§ Data supplied
++++++++++++++++++++
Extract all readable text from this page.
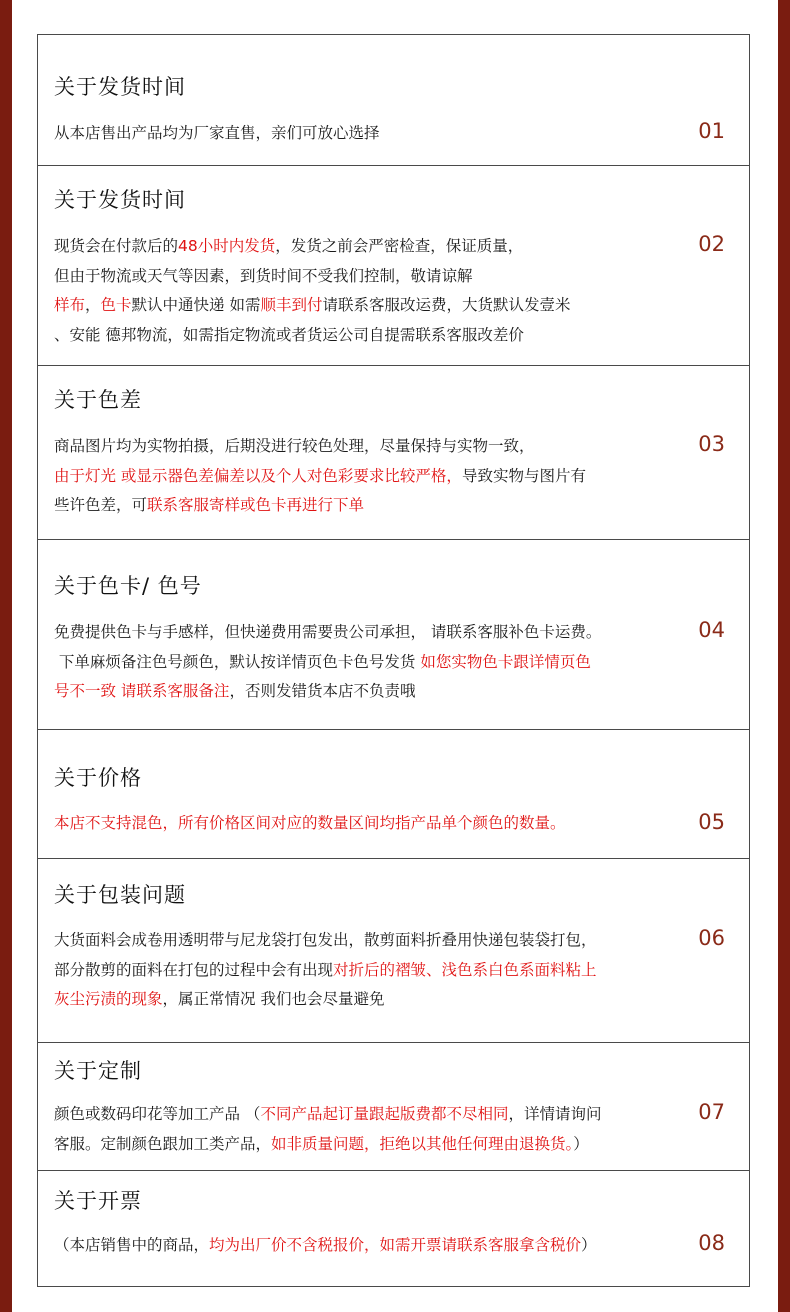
关于发货时间
从本店售出产品均为厂家直售，亲们可放心选择	01
关于发货时间
现货会在付款后的48小时内发货，发货之前会严密检查，保证质量，
但由于物流或天气等因素，到货时间不受我们控制，敬请谅解
样布，色卡默认中通快递 如需顺丰到付请联系客服改运费，大货默认发壹米
、安能 德邦物流，如需指定物流或者货运公司自提需联系客服改差价
02
关于色差
商品图片均为实物拍摄，后期没进行较色处理，尽量保持与实物一致，
由于灯光 或显示器色差偏差以及个人对色彩要求比较严格，导致实物与图片有
些许色差，可联系客服寄样或色卡再进行下单
03
关于色卡/ 色号
免费提供色卡与手感样，但快递费用需要贵公司承担， 请联系客服补色卡运费。
下单麻烦备注色号颜色，默认按详情页色卡色号发货 如您实物色卡跟详情页色
号不一致 请联系客服备注，否则发错货本店不负责哦
04
关于价格
本店不支持混色，所有价格区间对应的数量区间均指产品单个颜色的数量。	05
关于包装问题
大货面料会成卷用透明带与尼龙袋打包发出，散剪面料折叠用快递包装袋打包，
部分散剪的面料在打包的过程中会有出现对折后的褶皱、浅色系白色系面料粘上
灰尘污渍的现象，属正常情况 我们也会尽量避免
06
关于定制
颜色或数码印花等加工产品 （不同产品起订量跟起版费都不尽相同，详情请询问
客服。定制颜色跟加工类产品，如非质量问题，拒绝以其他任何理由退换货。）
07
关于开票
（本店销售中的商品，均为出厂价不含税报价，如需开票请联系客服拿含税价）	08
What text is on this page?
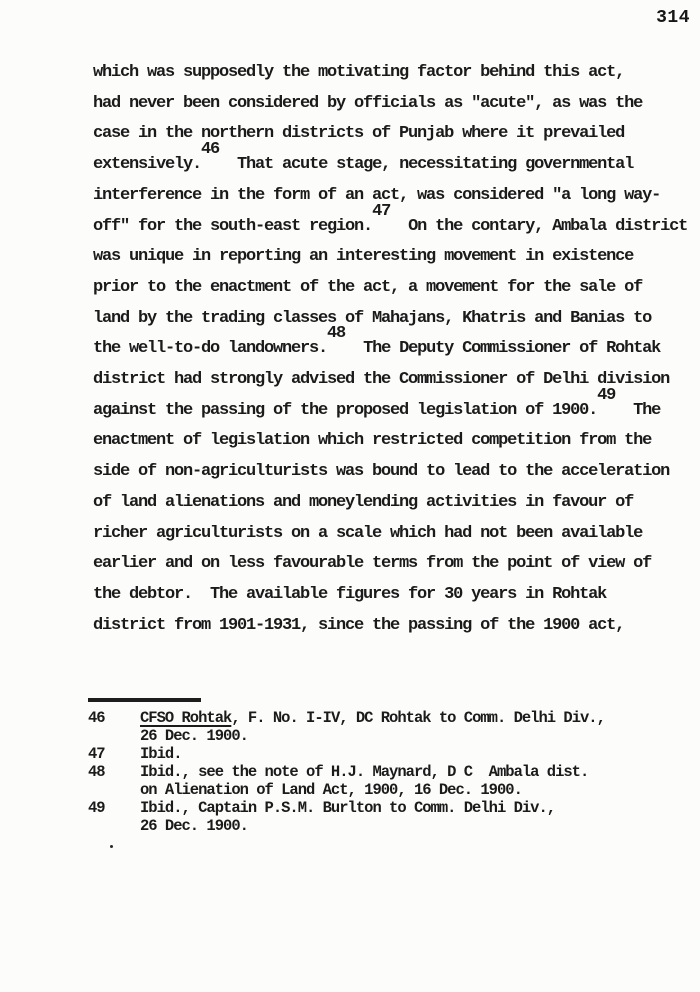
314
which was supposedly the motivating factor behind this act,
had never been considered by officials as "acute", as was the
case in the northern districts of Punjab where it prevailed
extensively.46  That acute stage, necessitating governmental
interference in the form of an act, was considered "a long way-
off" for the south-east region.47  On the contary, Ambala district
was unique in reporting an interesting movement in existence
prior to the enactment of the act, a movement for the sale of
land by the trading classes of Mahajans, Khatris and Banias to
the well-to-do landowners.48  The Deputy Commissioner of Rohtak
district had strongly advised the Commissioner of Delhi division
against the passing of the proposed legislation of 1900.49  The
enactment of legislation which restricted competition from the
side of non-agriculturists was bound to lead to the acceleration
of land alienations and moneylending activities in favour of
richer agriculturists on a scale which had not been available
earlier and on less favourable terms from the point of view of
the debtor.  The available figures for 30 years in Rohtak
district from 1901-1931, since the passing of the 1900 act,
46	CFSO Rohtak, F. No. I-IV, DC Rohtak to Comm. Delhi Div.,
26 Dec. 1900.
47	Ibid.
48	Ibid., see the note of H.J. Maynard, D C  Ambala dist.
on Alienation of Land Act, 1900, 16 Dec. 1900.
49	Ibid., Captain P.S.M. Burlton to Comm. Delhi Div.,
26 Dec. 1900.
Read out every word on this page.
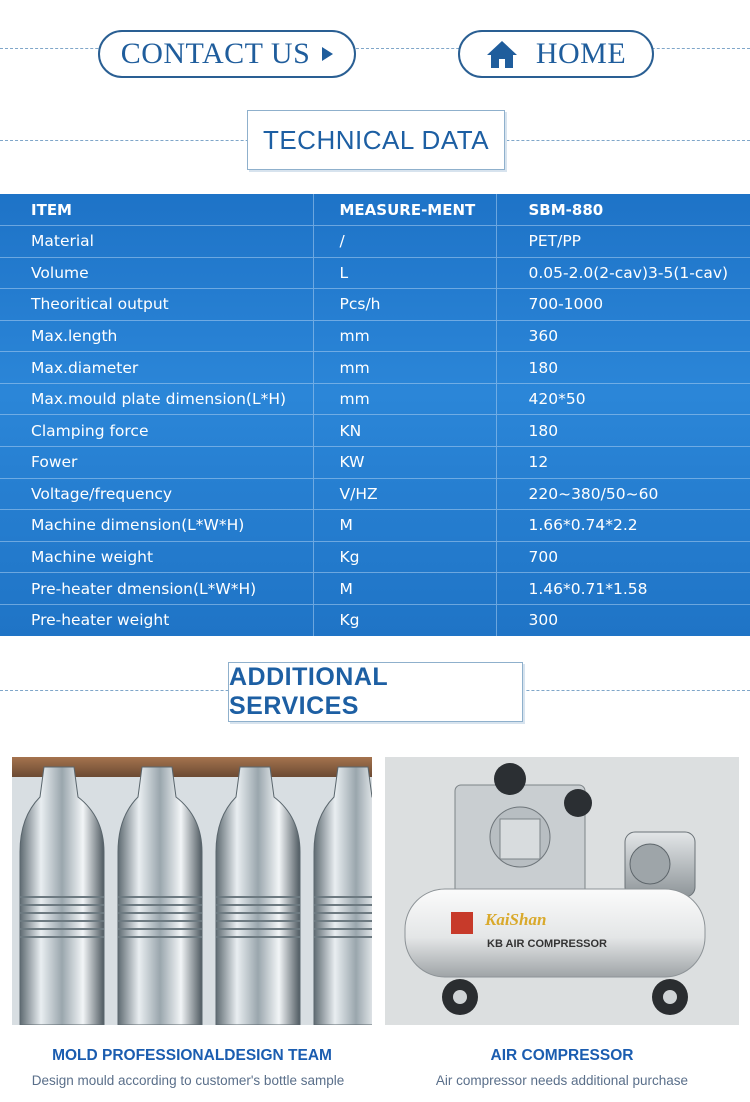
CONTACT US	HOME
TECHNICAL DATA
ITEM	MEASURE-MENT	SBM-880
Material	/	PET/PP
Volume	L	0.05-2.0(2-cav)3-5(1-cav)
Theoritical output	Pcs/h	700-1000
Max.length	mm	360
Max.diameter	mm	180
Max.mould plate dimension(L*H)	mm	420*50
Clamping force	KN	180
Fower	KW	12
Voltage/frequency	V/HZ	220~380/50~60
Machine dimension(L*W*H)	M	1.66*0.74*2.2
Machine weight	Kg	700
Pre-heater dmension(L*W*H)	M	1.46*0.71*1.58
Pre-heater weight	Kg	300
ADDITIONAL SERVICES
KaiShan
KB AIR COMPRESSOR
MOLD PROFESSIONALDESIGN TEAM
Design mould according to customer's bottle sample
AIR COMPRESSOR
Air compressor needs additional purchase
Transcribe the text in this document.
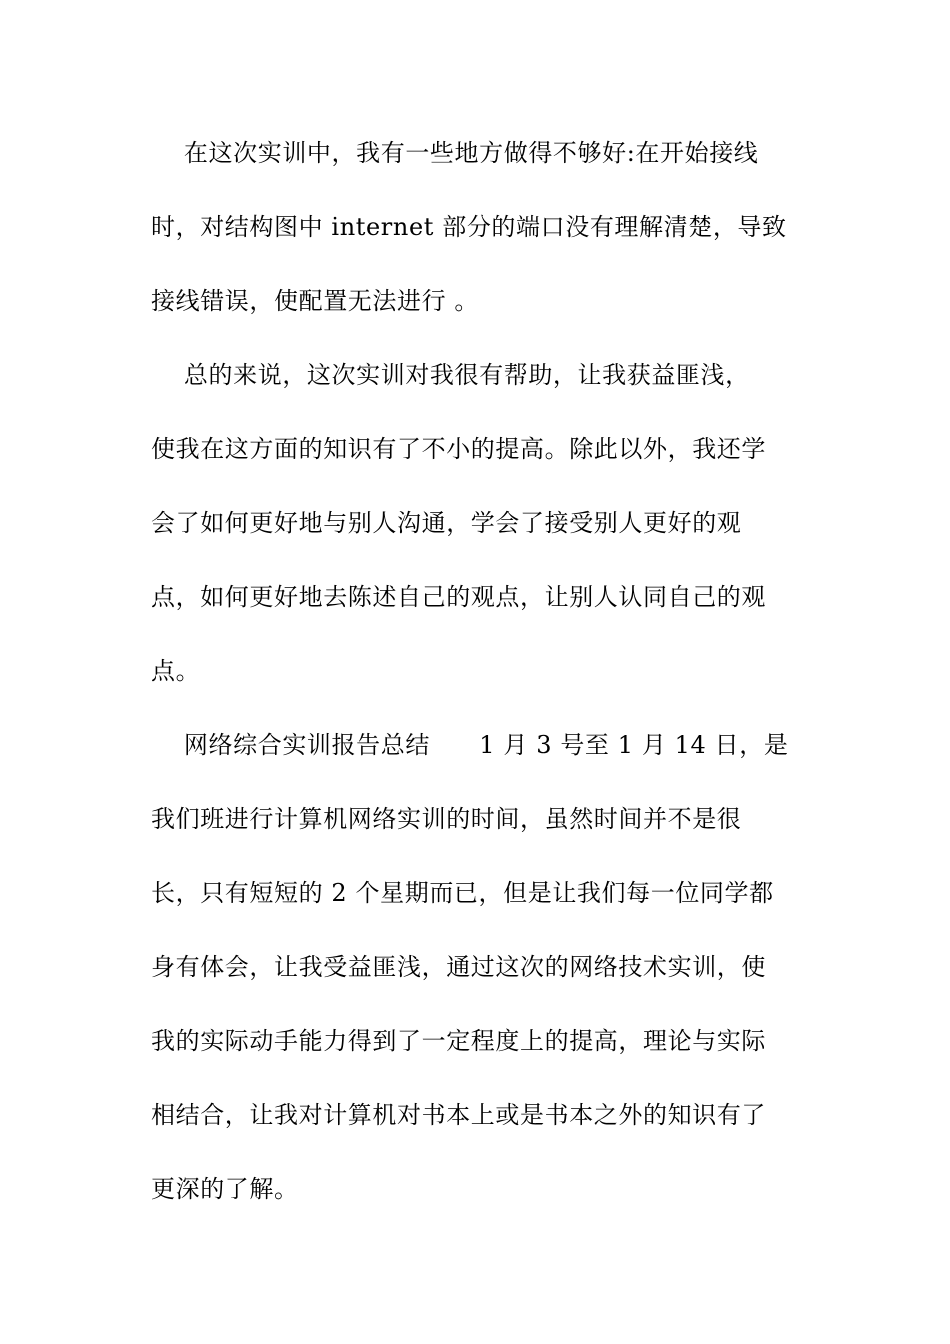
在这次实训中，我有一些地方做得不够好:在开始接线
时，对结构图中 internet 部分的端口没有理解清楚，导致
接线错误，使配置无法进行 。
总的来说，这次实训对我很有帮助，让我获益匪浅，
使我在这方面的知识有了不小的提高。除此以外，我还学
会了如何更好地与别人沟通，学会了接受别人更好的观
点，如何更好地去陈述自己的观点，让别人认同自己的观
点。
网络综合实训报告总结      1 月 3 号至 1 月 14 日，是
我们班进行计算机网络实训的时间，虽然时间并不是很
长，只有短短的 2 个星期而已，但是让我们每一位同学都
身有体会，让我受益匪浅，通过这次的网络技术实训，使
我的实际动手能力得到了一定程度上的提高，理论与实际
相结合，让我对计算机对书本上或是书本之外的知识有了
更深的了解。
++++++++++++++++++++
§ Task objective
In your copy, repeat each record exactly and include no pictures.

§ Task solution
Extract all readable text from this page.
关于发货时间
从本店售出产品均为厂家直售，亲们可放心选择	01
关于发货时间
现货会在付款后的48小时内发货，发货之前会严密检查，保证质量，
但由于物流或天气等因素，到货时间不受我们控制，敬请谅解
样布，色卡默认中通快递 如需顺丰到付请联系客服改运费，大货默认发壹米
、安能 德邦物流，如需指定物流或者货运公司自提需联系客服改差价
02
关于色差
商品图片均为实物拍摄，后期没进行较色处理，尽量保持与实物一致，
由于灯光 或显示器色差偏差以及个人对色彩要求比较严格，导致实物与图片有
些许色差，可联系客服寄样或色卡再进行下单
03
关于色卡/ 色号
免费提供色卡与手感样，但快递费用需要贵公司承担， 请联系客服补色卡运费。
下单麻烦备注色号颜色，默认按详情页色卡色号发货 如您实物色卡跟详情页色
号不一致 请联系客服备注，否则发错货本店不负责哦
04
关于价格
本店不支持混色，所有价格区间对应的数量区间均指产品单个颜色的数量。	05
关于包装问题
大货面料会成卷用透明带与尼龙袋打包发出，散剪面料折叠用快递包装袋打包，
部分散剪的面料在打包的过程中会有出现对折后的褶皱、浅色系白色系面料粘上
灰尘污渍的现象，属正常情况 我们也会尽量避免
06
关于定制
颜色或数码印花等加工产品 （不同产品起订量跟起版费都不尽相同，详情请询问
客服。定制颜色跟加工类产品，如非质量问题，拒绝以其他任何理由退换货。）
07
关于开票
（本店销售中的商品，均为出厂价不含税报价，如需开票请联系客服拿含税价）	08
What text is on this page?
314
which was supposedly the motivating factor behind this act,
had never been considered by officials as "acute", as was the
case in the northern districts of Punjab where it prevailed
extensively.46  That acute stage, necessitating governmental
interference in the form of an act, was considered "a long way-
off" for the south-east region.47  On the contary, Ambala district
was unique in reporting an interesting movement in existence
prior to the enactment of the act, a movement for the sale of
land by the trading classes of Mahajans, Khatris and Banias to
the well-to-do landowners.48  The Deputy Commissioner of Rohtak
district had strongly advised the Commissioner of Delhi division
against the passing of the proposed legislation of 1900.49  The
enactment of legislation which restricted competition from the
side of non-agriculturists was bound to lead to the acceleration
of land alienations and moneylending activities in favour of
richer agriculturists on a scale which had not been available
earlier and on less favourable terms from the point of view of
the debtor.  The available figures for 30 years in Rohtak
district from 1901-1931, since the passing of the 1900 act,
46	CFSO Rohtak, F. No. I-IV, DC Rohtak to Comm. Delhi Div.,
26 Dec. 1900.
47	Ibid.
48	Ibid., see the note of H.J. Maynard, D C  Ambala dist.
on Alienation of Land Act, 1900, 16 Dec. 1900.
49	Ibid., Captain P.S.M. Burlton to Comm. Delhi Div.,
26 Dec. 1900.
Read out every word on this page.
CONTACT US	HOME
TECHNICAL DATA
ITEM	MEASURE-MENT	SBM-880
Material	/	PET/PP
Volume	L	0.05-2.0(2-cav)3-5(1-cav)
Theoritical output	Pcs/h	700-1000
Max.length	mm	360
Max.diameter	mm	180
Max.mould plate dimension(L*H)	mm	420*50
Clamping force	KN	180
Fower	KW	12
Voltage/frequency	V/HZ	220~380/50~60
Machine dimension(L*W*H)	M	1.66*0.74*2.2
Machine weight	Kg	700
Pre-heater dmension(L*W*H)	M	1.46*0.71*1.58
Pre-heater weight	Kg	300
ADDITIONAL SERVICES
KaiShan
KB AIR COMPRESSOR
MOLD PROFESSIONALDESIGN TEAM
Design mould according to customer's bottle sample
AIR COMPRESSOR
Air compressor needs additional purchase
Transcribe the text in this document.
在这次实训中，我有一些地方做得不够好:在开始接线
时，对结构图中 internet 部分的端口没有理解清楚，导致
接线错误，使配置无法进行 。
总的来说，这次实训对我很有帮助，让我获益匪浅，
使我在这方面的知识有了不小的提高。除此以外，我还学
会了如何更好地与别人沟通，学会了接受别人更好的观
点，如何更好地去陈述自己的观点，让别人认同自己的观
点。
网络综合实训报告总结      1 月 3 号至 1 月 14 日，是
我们班进行计算机网络实训的时间，虽然时间并不是很
长，只有短短的 2 个星期而已，但是让我们每一位同学都
身有体会，让我受益匪浅，通过这次的网络技术实训，使
我的实际动手能力得到了一定程度上的提高，理论与实际
相结合，让我对计算机对书本上或是书本之外的知识有了
更深的了解。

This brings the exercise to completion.